--- Begin ---

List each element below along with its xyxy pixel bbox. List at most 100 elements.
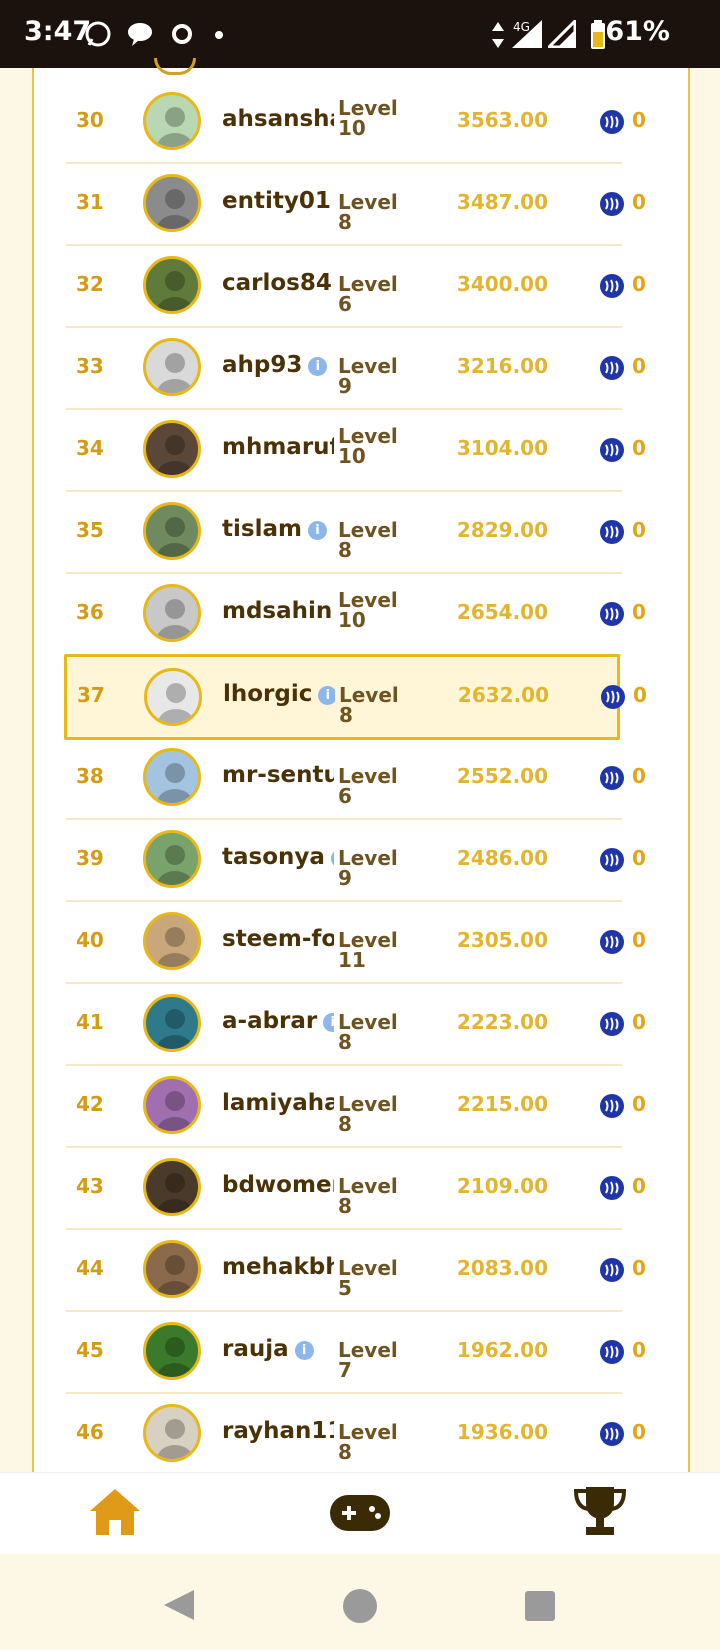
trophy-icon[interactable]: [572, 1485, 628, 1537]
avatar[interactable]: [143, 256, 201, 314]
avatar[interactable]: [143, 420, 201, 478]
username[interactable]: mdsahin1: [222, 598, 334, 630]
recents-icon[interactable]: [524, 1590, 556, 1622]
avatar[interactable]: [143, 584, 201, 642]
level-label: Level 5: [338, 1256, 398, 1300]
username[interactable]: mr-sentu: [222, 762, 334, 794]
table-row[interactable]: 38 mr-sentu Level 6 2552.00 0: [66, 738, 646, 820]
level-label: Level 11: [338, 928, 398, 972]
username-text: lhorgic: [223, 681, 313, 707]
steem-icon: [600, 192, 624, 216]
avatar[interactable]: [144, 668, 202, 726]
rank-number: 31: [76, 190, 104, 214]
avatar[interactable]: [143, 92, 201, 150]
rank-number: 41: [76, 1010, 104, 1034]
table-row[interactable]: 40 steem-fo Level 11 2305.00 0: [66, 902, 646, 984]
avatar[interactable]: [143, 994, 201, 1052]
username[interactable]: tislam i: [222, 516, 334, 548]
table-row[interactable]: 31 entity01i Level 8 3487.00 0: [66, 164, 646, 246]
username-text: mhmaruf: [222, 434, 334, 460]
back-icon[interactable]: [162, 1588, 196, 1622]
username[interactable]: lamiyaha: [222, 1090, 334, 1122]
status-time: 3:47: [24, 16, 92, 47]
username[interactable]: ahsansha: [222, 106, 334, 138]
username-text: rayhan11: [222, 1418, 334, 1444]
rank-number: 39: [76, 846, 104, 870]
score: 1936.00: [456, 1420, 548, 1444]
avatar[interactable]: [143, 1240, 201, 1298]
avatar[interactable]: [143, 502, 201, 560]
username[interactable]: ahp93 i: [222, 352, 334, 384]
username[interactable]: carlos84: [222, 270, 334, 302]
partial-avatar: [154, 58, 196, 75]
username-text: mdsahin1: [222, 598, 334, 624]
home-circle-icon[interactable]: [342, 1588, 378, 1624]
table-row[interactable]: 30 ahsansha Level 10 3563.00 0: [66, 82, 646, 164]
avatar[interactable]: [143, 1158, 201, 1216]
steem-icon: [600, 848, 624, 872]
avatar[interactable]: [143, 912, 201, 970]
rank-number: 30: [76, 108, 104, 132]
table-row[interactable]: 44 mehakbh Level 5 2083.00 0: [66, 1230, 646, 1312]
table-row[interactable]: 41 a-abrar i Level 8 2223.00 0: [66, 984, 646, 1066]
level-label: Level 9: [338, 846, 398, 890]
table-row[interactable]: 46 rayhan11 Level 8 1936.00 0: [66, 1394, 646, 1476]
steem-icon: [600, 1176, 624, 1200]
rank-number: 33: [76, 354, 104, 378]
table-row[interactable]: 36 mdsahin1 Level10 2654.00 0: [66, 574, 646, 656]
username[interactable]: a-abrar i: [222, 1008, 334, 1040]
reward-value: 0: [632, 1174, 646, 1198]
username-text: ahp93: [222, 352, 303, 378]
username[interactable]: rauja i: [222, 1336, 334, 1368]
score: 2305.00: [456, 928, 548, 952]
level-label: Level 8: [338, 1420, 398, 1464]
table-row[interactable]: 45 rauja i Level 7 1962.00 0: [66, 1312, 646, 1394]
info-icon[interactable]: i: [294, 1341, 314, 1360]
table-row[interactable]: 39 tasonya i Level 9 2486.00 0: [66, 820, 646, 902]
info-icon[interactable]: i: [318, 686, 335, 705]
rank-number: 38: [76, 764, 104, 788]
table-row[interactable]: 42 lamiyaha Level 8 2215.00 0: [66, 1066, 646, 1148]
gamepad-icon[interactable]: [330, 1495, 390, 1531]
avatar[interactable]: [143, 1322, 201, 1380]
level-label: Level 8: [338, 1010, 398, 1054]
username[interactable]: mhmaruf: [222, 434, 334, 466]
bottom-nav: [0, 1472, 720, 1555]
rank-number: 34: [76, 436, 104, 460]
avatar[interactable]: [143, 174, 201, 232]
score: 1962.00: [456, 1338, 548, 1362]
score: 2223.00: [456, 1010, 548, 1034]
table-row[interactable]: 34 mhmaruf Level 10 3104.00 0: [66, 410, 646, 492]
avatar[interactable]: [143, 338, 201, 396]
level-label: Level 10: [338, 424, 398, 468]
info-icon[interactable]: i: [307, 521, 327, 540]
table-row[interactable]: 33 ahp93 i Level 9 3216.00 0: [66, 328, 646, 410]
username[interactable]: rayhan11: [222, 1418, 334, 1450]
info-icon[interactable]: i: [323, 1013, 334, 1032]
username[interactable]: tasonya i: [222, 844, 334, 876]
avatar[interactable]: [143, 1076, 201, 1134]
dot-icon: [215, 31, 223, 39]
username[interactable]: mehakbh: [222, 1254, 334, 1286]
table-row[interactable]: 43 bdwomen Level 8 2109.00 0: [66, 1148, 646, 1230]
reward-value: 0: [632, 272, 646, 296]
username[interactable]: lhorgic i: [223, 681, 335, 713]
score: 2109.00: [456, 1174, 548, 1198]
steem-icon: [600, 930, 624, 954]
avatar[interactable]: [143, 830, 201, 888]
username-text: mehakbh: [222, 1254, 334, 1280]
table-row[interactable]: 32 carlos84 Level 6 3400.00 0: [66, 246, 646, 328]
info-icon[interactable]: i: [308, 357, 328, 376]
username[interactable]: steem-fo: [222, 926, 334, 958]
username-text: entity01: [222, 188, 331, 214]
avatar[interactable]: [143, 748, 201, 806]
username[interactable]: bdwomen: [222, 1172, 334, 1204]
info-icon[interactable]: i: [330, 849, 334, 868]
table-row[interactable]: 35 tislam i Level 8 2829.00 0: [66, 492, 646, 574]
table-row-current-user[interactable]: 37 lhorgic i Level 8 2632.00 0: [64, 654, 647, 740]
battery-percent: 61%: [605, 16, 670, 47]
avatar[interactable]: [143, 1404, 201, 1462]
home-icon[interactable]: [88, 1487, 142, 1537]
username[interactable]: entity01i: [222, 188, 334, 220]
steem-icon: [601, 685, 625, 709]
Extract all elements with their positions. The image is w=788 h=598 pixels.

--- End ---

EXERCISE DESCRIPTION: Return every line of the data above that contains the string "tasonya". Case counts.

FINAL RESULT:
table-row[interactable]: 39 tasonya i Level 9 2486.00 0: [66, 820, 646, 902]
username[interactable]: tasonya i: [222, 844, 334, 876]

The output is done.